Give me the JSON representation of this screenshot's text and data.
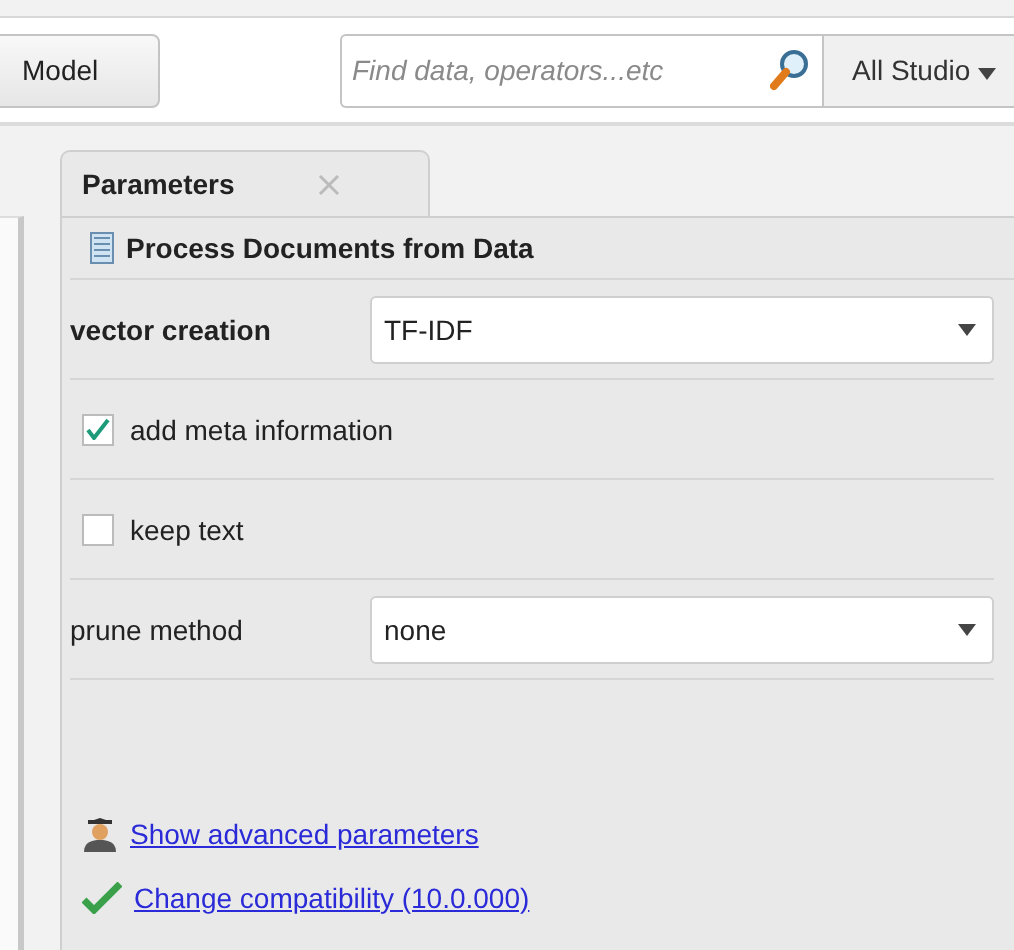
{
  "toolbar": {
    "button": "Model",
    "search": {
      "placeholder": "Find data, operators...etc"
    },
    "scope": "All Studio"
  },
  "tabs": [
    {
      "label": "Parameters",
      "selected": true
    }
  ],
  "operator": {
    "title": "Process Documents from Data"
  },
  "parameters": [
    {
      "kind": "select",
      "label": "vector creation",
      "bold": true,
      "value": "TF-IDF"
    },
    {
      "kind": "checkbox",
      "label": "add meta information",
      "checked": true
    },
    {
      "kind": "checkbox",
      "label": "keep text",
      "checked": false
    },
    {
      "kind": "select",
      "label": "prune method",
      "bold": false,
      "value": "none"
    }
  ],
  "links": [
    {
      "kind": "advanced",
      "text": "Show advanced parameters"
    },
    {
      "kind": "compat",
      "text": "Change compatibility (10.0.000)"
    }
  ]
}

================================

> STATED TASK
Pictures stay out; repeat all the rest of the records exactly.

> TASK SOLUTION
Give me the JSON representation of this screenshot's text and data.
{
  "toolbar": {
    "button": "Model",
    "search": {
      "placeholder": "Find data, operators...etc"
    },
    "scope": "All Studio"
  },
  "tabs": [
    {
      "label": "Parameters",
      "selected": true
    }
  ],
  "operator": {
    "title": "Process Documents from Data"
  },
  "parameters": [
    {
      "kind": "select",
      "label": "vector creation",
      "bold": true,
      "value": "TF-IDF"
    },
    {
      "kind": "checkbox",
      "label": "add meta information",
      "checked": true
    },
    {
      "kind": "checkbox",
      "label": "keep text",
      "checked": false
    },
    {
      "kind": "select",
      "label": "prune method",
      "bold": false,
      "value": "none"
    }
  ],
  "links": [
    {
      "kind": "advanced",
      "text": "Show advanced parameters"
    },
    {
      "kind": "compat",
      "text": "Change compatibility (10.0.000)"
    }
  ]
}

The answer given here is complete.